### WRITTEN REQUEST
Put the lines between the one holding "Localize 56 of" and the one holding "gender-select[interactable]: Select Gender", inclusive, into a JSON list of strings, one string per line and no blank lines. Leave the pictures out of the answer.

### INPUT FOR THIS TASK
....

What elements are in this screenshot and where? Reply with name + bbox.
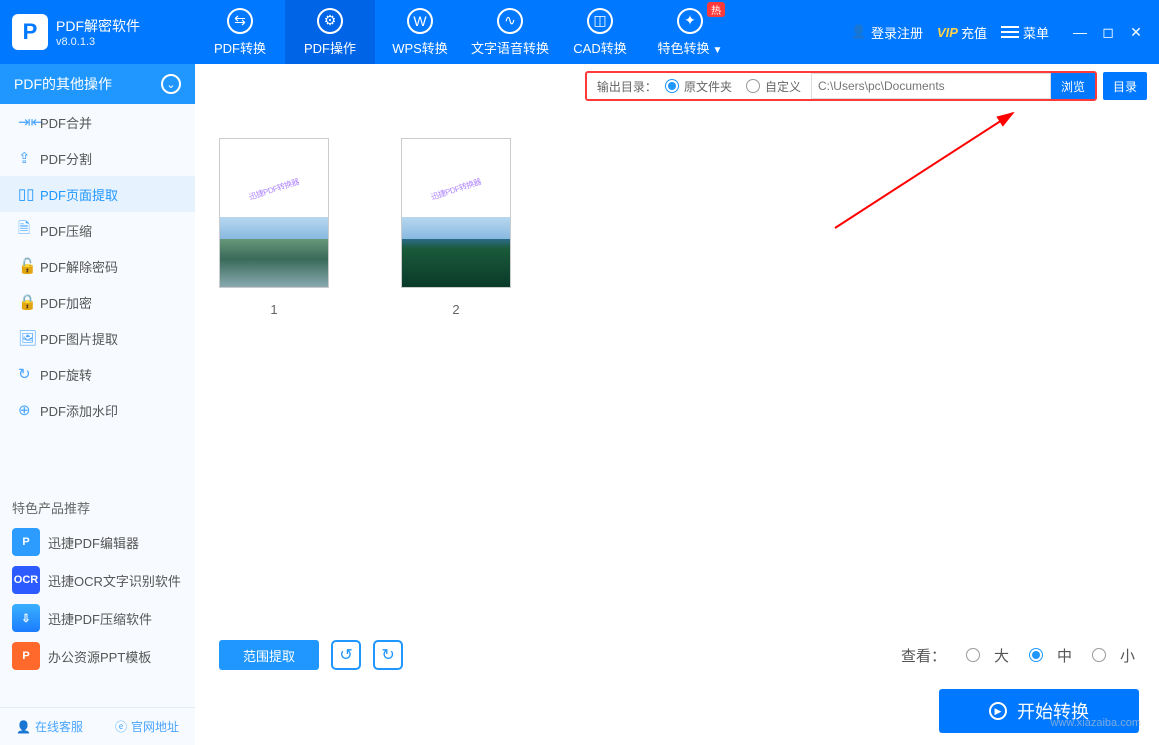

....

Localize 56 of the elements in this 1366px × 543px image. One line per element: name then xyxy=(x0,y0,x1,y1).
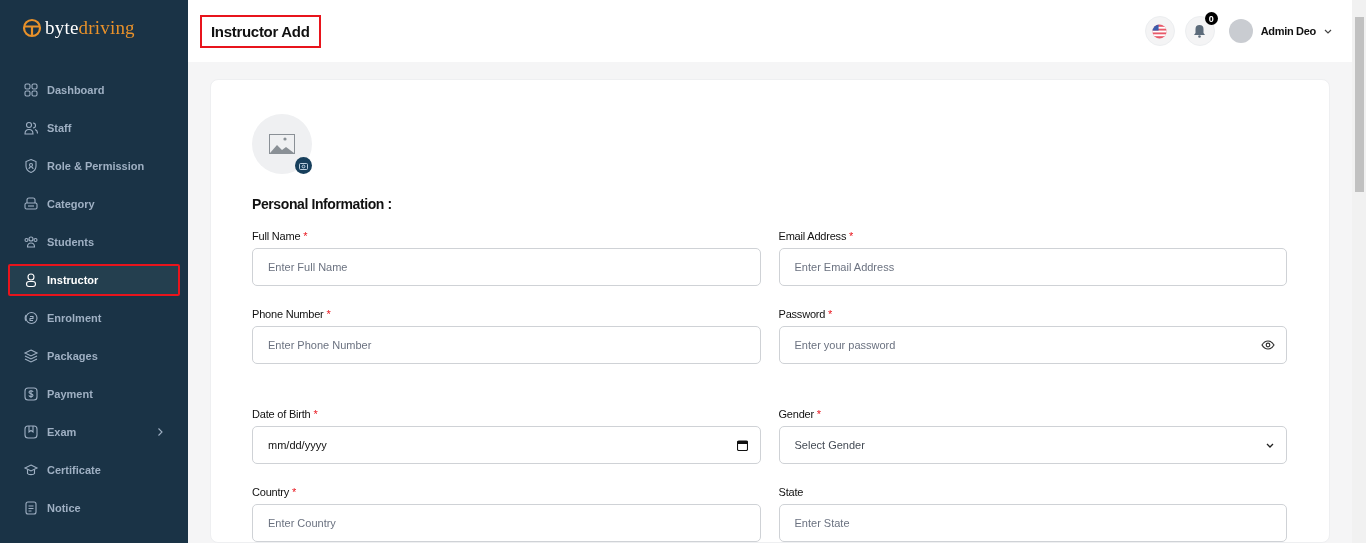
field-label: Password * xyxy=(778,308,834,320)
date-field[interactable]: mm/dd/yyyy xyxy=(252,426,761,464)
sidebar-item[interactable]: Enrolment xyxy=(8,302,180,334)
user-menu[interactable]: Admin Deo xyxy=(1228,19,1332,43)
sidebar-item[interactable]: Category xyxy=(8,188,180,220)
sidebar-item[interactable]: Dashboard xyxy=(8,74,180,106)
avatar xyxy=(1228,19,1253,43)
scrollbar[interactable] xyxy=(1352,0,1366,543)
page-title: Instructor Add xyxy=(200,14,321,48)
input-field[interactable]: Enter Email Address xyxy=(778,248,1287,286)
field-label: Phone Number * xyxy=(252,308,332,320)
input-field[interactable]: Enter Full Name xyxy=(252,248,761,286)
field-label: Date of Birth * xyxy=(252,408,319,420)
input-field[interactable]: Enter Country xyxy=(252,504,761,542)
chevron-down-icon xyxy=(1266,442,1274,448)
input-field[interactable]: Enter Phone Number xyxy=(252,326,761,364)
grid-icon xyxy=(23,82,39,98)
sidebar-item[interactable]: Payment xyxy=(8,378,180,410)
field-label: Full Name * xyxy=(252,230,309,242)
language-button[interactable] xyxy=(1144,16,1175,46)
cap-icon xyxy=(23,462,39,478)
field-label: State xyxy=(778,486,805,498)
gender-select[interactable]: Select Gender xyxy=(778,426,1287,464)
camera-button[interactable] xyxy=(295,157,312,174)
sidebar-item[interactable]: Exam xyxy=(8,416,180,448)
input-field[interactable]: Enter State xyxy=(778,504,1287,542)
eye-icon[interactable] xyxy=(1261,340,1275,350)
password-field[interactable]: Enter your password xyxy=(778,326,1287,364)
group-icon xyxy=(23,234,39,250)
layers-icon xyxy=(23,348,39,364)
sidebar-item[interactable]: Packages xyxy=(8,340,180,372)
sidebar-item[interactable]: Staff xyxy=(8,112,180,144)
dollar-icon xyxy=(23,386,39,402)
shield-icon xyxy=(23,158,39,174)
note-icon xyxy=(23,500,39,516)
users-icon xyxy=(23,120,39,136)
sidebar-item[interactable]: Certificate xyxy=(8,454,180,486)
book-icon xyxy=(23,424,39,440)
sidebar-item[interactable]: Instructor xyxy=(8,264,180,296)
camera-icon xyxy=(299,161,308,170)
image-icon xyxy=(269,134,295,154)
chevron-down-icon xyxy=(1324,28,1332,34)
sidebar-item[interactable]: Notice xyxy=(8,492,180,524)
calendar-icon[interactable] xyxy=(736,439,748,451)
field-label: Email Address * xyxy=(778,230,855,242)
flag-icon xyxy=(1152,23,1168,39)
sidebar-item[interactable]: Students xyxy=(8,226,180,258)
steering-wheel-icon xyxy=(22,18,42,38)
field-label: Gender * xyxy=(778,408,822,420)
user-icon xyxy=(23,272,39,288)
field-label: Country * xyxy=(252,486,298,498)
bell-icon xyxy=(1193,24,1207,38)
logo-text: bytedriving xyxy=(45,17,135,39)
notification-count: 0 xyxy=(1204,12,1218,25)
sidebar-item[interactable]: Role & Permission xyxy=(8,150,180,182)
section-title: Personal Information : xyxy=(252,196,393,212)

....

### EXPECTED ANSWER
[
  "Localize 56 of the elements in this 1366px × 543px image. One line per element: name then xyxy=(x0,y0,x1,y1).",
  "field-label: Password * xyxy=(778,308,834,320)",
  "date-field[interactable]: mm/dd/yyyy xyxy=(252,426,761,464)",
  "sidebar-item[interactable]: Enrolment xyxy=(8,302,180,334)",
  "user-menu[interactable]: Admin Deo xyxy=(1228,19,1332,43)",
  "sidebar-item[interactable]: Category xyxy=(8,188,180,220)",
  "sidebar-item[interactable]: Dashboard xyxy=(8,74,180,106)",
  "avatar xyxy=(1228,19,1253,43)",
  "scrollbar[interactable] xyxy=(1352,0,1366,543)",
  "page-title: Instructor Add xyxy=(200,14,321,48)",
  "input-field[interactable]: Enter Email Address xyxy=(778,248,1287,286)",
  "field-label: Phone Number * xyxy=(252,308,332,320)",
  "input-field[interactable]: Enter Full Name xyxy=(252,248,761,286)",
  "field-label: Date of Birth * xyxy=(252,408,319,420)",
  "input-field[interactable]: Enter Country xyxy=(252,504,761,542)",
  "chevron-down-icon xyxy=(1266,442,1274,448)",
  "input-field[interactable]: Enter Phone Number xyxy=(252,326,761,364)",
  "grid-icon xyxy=(23,82,39,98)",
  "sidebar-item[interactable]: Payment xyxy=(8,378,180,410)",
  "field-label: Full Name * xyxy=(252,230,309,242)",
  "language-button[interactable] xyxy=(1144,16,1175,46)",
  "cap-icon xyxy=(23,462,39,478)",
  "field-label: State xyxy=(778,486,805,498)",
  "gender-select[interactable]: Select Gender xyxy=(778,426,1287,464)"
]